DESCRIPTION OF THE TASK: Go through each line of the records below and count those with the word "Stayed". Give only the count.

[DATA EXCERPTS start]

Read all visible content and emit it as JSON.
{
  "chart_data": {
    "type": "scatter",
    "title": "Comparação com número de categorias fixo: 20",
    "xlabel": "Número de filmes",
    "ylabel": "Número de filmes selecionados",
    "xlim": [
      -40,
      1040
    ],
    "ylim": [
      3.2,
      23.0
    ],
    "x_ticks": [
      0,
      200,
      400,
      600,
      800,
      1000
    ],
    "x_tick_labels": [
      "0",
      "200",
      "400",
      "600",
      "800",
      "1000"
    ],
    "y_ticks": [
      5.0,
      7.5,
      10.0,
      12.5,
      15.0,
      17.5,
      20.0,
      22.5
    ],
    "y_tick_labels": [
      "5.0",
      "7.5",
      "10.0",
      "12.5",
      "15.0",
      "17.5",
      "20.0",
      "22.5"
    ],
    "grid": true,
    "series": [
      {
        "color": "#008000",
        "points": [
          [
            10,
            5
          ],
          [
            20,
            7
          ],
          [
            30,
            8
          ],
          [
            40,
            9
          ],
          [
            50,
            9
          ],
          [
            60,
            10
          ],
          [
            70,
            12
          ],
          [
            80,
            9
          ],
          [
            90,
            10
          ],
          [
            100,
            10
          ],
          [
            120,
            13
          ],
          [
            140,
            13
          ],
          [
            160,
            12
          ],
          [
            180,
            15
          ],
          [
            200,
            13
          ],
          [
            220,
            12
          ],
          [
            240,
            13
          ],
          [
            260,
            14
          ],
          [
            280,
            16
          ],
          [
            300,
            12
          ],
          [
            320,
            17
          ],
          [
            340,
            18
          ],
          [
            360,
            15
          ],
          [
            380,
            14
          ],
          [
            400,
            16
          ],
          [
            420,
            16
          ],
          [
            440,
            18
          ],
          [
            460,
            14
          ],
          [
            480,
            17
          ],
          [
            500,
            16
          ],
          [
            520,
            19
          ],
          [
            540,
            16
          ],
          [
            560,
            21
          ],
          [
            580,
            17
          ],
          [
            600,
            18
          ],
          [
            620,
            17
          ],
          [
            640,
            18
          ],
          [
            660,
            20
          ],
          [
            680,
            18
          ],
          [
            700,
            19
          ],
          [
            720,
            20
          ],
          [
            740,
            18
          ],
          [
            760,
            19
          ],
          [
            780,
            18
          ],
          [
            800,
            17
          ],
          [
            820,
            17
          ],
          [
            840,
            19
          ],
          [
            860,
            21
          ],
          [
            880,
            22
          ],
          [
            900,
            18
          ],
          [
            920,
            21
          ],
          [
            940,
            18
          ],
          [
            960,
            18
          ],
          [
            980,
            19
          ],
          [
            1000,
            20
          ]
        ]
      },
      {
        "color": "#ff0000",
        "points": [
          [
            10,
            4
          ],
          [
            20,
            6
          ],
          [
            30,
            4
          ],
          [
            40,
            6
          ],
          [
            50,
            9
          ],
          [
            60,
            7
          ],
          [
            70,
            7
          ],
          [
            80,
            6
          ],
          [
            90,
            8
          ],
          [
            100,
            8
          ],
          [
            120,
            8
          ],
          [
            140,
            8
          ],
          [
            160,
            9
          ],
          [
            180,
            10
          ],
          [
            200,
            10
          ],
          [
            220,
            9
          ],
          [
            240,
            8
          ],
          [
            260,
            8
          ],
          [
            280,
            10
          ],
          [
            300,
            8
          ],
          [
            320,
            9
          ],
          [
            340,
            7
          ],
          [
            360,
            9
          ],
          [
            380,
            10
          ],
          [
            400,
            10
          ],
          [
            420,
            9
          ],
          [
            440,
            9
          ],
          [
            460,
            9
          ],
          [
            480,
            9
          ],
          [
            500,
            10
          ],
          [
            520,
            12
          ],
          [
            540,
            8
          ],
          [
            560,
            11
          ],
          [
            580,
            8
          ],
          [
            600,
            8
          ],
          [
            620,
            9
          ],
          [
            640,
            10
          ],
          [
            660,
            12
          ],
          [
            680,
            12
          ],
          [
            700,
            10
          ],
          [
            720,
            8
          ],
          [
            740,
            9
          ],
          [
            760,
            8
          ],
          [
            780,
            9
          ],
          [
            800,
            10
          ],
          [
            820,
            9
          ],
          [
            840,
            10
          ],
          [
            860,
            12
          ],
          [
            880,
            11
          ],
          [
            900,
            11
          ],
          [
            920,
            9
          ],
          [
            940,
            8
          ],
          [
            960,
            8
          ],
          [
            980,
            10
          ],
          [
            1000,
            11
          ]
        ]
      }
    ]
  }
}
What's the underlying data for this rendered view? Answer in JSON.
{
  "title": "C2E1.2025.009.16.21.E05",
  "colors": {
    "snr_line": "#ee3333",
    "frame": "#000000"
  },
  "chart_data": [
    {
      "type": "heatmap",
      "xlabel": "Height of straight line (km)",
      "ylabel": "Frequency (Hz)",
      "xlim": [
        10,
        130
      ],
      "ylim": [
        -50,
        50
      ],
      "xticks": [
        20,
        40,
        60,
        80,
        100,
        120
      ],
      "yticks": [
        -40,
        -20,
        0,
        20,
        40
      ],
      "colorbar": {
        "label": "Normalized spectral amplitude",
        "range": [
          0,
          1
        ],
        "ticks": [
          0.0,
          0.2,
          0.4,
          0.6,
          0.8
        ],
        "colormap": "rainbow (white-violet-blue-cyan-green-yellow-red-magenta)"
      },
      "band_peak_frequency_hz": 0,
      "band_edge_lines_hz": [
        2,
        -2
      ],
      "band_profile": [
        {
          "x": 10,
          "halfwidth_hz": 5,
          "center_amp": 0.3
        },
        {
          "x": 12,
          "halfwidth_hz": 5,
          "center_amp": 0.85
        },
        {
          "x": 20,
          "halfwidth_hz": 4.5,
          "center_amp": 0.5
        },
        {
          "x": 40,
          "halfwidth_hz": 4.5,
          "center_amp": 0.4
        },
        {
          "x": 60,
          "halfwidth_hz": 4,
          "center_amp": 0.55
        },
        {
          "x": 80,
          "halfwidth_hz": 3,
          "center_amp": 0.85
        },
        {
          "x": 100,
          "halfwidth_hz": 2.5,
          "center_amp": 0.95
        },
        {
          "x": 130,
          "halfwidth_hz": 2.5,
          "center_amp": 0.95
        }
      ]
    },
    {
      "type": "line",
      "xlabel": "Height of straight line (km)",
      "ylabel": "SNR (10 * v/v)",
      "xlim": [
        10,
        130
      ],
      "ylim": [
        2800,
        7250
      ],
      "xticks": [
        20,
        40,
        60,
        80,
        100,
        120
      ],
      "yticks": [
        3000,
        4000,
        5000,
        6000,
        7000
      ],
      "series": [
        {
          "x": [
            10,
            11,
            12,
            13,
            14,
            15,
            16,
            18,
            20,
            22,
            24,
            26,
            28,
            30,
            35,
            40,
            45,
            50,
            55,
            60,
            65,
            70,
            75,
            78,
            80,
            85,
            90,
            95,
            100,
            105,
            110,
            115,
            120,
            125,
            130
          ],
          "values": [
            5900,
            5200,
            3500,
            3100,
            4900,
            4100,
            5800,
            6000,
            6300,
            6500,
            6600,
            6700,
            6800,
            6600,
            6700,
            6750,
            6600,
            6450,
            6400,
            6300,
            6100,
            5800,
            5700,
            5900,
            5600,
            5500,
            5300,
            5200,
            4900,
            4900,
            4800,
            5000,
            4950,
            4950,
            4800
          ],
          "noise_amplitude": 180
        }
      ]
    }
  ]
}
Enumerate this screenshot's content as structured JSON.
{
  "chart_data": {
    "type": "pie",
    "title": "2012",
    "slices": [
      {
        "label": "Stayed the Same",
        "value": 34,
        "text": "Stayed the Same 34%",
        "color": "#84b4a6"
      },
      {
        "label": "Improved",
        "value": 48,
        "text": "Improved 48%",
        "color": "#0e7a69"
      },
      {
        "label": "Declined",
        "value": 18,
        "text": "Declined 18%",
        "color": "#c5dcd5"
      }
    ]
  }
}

[DATA EXCERPTS end]

FINAL RESULT: 2